DIRECTIVE
Output the material beneath exactly, leaving nothing out.

++++ DATA SHOWN ++++

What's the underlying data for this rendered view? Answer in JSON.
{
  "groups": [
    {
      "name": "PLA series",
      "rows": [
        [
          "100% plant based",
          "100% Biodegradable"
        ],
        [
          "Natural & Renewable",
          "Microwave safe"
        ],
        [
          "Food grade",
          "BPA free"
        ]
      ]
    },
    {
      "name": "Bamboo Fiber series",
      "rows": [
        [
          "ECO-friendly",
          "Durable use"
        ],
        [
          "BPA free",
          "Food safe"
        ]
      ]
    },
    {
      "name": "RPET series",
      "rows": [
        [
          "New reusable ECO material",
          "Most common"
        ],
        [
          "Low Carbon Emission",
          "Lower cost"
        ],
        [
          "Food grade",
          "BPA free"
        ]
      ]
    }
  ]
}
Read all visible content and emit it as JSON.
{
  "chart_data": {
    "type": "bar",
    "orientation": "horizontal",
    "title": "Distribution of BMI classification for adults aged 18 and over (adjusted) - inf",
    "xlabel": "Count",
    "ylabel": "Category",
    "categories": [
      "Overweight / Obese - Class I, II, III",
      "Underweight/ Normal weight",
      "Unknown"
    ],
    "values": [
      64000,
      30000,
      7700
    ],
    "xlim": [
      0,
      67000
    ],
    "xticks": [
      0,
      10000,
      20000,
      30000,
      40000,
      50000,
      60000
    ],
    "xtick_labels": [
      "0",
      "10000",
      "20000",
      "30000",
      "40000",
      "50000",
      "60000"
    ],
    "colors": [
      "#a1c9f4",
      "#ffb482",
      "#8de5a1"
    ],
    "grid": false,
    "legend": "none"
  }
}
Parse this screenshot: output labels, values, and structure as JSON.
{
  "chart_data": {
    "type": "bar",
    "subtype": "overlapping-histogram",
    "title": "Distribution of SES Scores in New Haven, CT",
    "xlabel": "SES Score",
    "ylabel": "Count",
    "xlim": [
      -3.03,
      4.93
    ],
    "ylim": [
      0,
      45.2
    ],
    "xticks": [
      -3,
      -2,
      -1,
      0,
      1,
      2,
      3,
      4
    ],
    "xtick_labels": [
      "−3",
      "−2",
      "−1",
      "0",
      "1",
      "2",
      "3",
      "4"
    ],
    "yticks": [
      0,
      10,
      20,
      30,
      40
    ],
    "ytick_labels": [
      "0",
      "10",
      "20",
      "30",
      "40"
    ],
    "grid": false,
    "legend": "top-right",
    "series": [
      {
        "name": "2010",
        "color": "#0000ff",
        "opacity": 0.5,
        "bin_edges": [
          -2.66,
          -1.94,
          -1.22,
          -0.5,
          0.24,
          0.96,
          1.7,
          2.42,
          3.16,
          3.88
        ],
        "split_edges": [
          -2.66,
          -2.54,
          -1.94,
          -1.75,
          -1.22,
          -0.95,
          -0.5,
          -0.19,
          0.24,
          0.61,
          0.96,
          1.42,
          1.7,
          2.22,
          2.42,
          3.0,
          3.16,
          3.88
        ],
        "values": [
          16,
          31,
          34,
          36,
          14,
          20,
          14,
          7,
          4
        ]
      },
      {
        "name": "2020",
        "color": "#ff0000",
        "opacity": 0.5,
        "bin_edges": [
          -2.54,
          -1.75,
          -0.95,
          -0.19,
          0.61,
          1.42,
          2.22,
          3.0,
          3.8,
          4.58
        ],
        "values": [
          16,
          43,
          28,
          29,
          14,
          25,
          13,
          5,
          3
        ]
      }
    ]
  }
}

++++

COMPLETED EXERCISE
What's the underlying data for this rendered view? Answer in JSON.
{
  "groups": [
    {
      "name": "PLA series",
      "rows": [
        [
          "100% plant based",
          "100% Biodegradable"
        ],
        [
          "Natural & Renewable",
          "Microwave safe"
        ],
        [
          "Food grade",
          "BPA free"
        ]
      ]
    },
    {
      "name": "Bamboo Fiber series",
      "rows": [
        [
          "ECO-friendly",
          "Durable use"
        ],
        [
          "BPA free",
          "Food safe"
        ]
      ]
    },
    {
      "name": "RPET series",
      "rows": [
        [
          "New reusable ECO material",
          "Most common"
        ],
        [
          "Low Carbon Emission",
          "Lower cost"
        ],
        [
          "Food grade",
          "BPA free"
        ]
      ]
    }
  ]
}
Read all visible content and emit it as JSON.
{
  "chart_data": {
    "type": "bar",
    "orientation": "horizontal",
    "title": "Distribution of BMI classification for adults aged 18 and over (adjusted) - inf",
    "xlabel": "Count",
    "ylabel": "Category",
    "categories": [
      "Overweight / Obese - Class I, II, III",
      "Underweight/ Normal weight",
      "Unknown"
    ],
    "values": [
      64000,
      30000,
      7700
    ],
    "xlim": [
      0,
      67000
    ],
    "xticks": [
      0,
      10000,
      20000,
      30000,
      40000,
      50000,
      60000
    ],
    "xtick_labels": [
      "0",
      "10000",
      "20000",
      "30000",
      "40000",
      "50000",
      "60000"
    ],
    "colors": [
      "#a1c9f4",
      "#ffb482",
      "#8de5a1"
    ],
    "grid": false,
    "legend": "none"
  }
}
Parse this screenshot: output labels, values, and structure as JSON.
{
  "chart_data": {
    "type": "bar",
    "subtype": "overlapping-histogram",
    "title": "Distribution of SES Scores in New Haven, CT",
    "xlabel": "SES Score",
    "ylabel": "Count",
    "xlim": [
      -3.03,
      4.93
    ],
    "ylim": [
      0,
      45.2
    ],
    "xticks": [
      -3,
      -2,
      -1,
      0,
      1,
      2,
      3,
      4
    ],
    "xtick_labels": [
      "−3",
      "−2",
      "−1",
      "0",
      "1",
      "2",
      "3",
      "4"
    ],
    "yticks": [
      0,
      10,
      20,
      30,
      40
    ],
    "ytick_labels": [
      "0",
      "10",
      "20",
      "30",
      "40"
    ],
    "grid": false,
    "legend": "top-right",
    "series": [
      {
        "name": "2010",
        "color": "#0000ff",
        "opacity": 0.5,
        "bin_edges": [
          -2.66,
          -1.94,
          -1.22,
          -0.5,
          0.24,
          0.96,
          1.7,
          2.42,
          3.16,
          3.88
        ],
        "split_edges": [
          -2.66,
          -2.54,
          -1.94,
          -1.75,
          -1.22,
          -0.95,
          -0.5,
          -0.19,
          0.24,
          0.61,
          0.96,
          1.42,
          1.7,
          2.22,
          2.42,
          3.0,
          3.16,
          3.88
        ],
        "values": [
          16,
          31,
          34,
          36,
          14,
          20,
          14,
          7,
          4
        ]
      },
      {
        "name": "2020",
        "color": "#ff0000",
        "opacity": 0.5,
        "bin_edges": [
          -2.54,
          -1.75,
          -0.95,
          -0.19,
          0.61,
          1.42,
          2.22,
          3.0,
          3.8,
          4.58
        ],
        "values": [
          16,
          43,
          28,
          29,
          14,
          25,
          13,
          5,
          3
        ]
      }
    ]
  }
}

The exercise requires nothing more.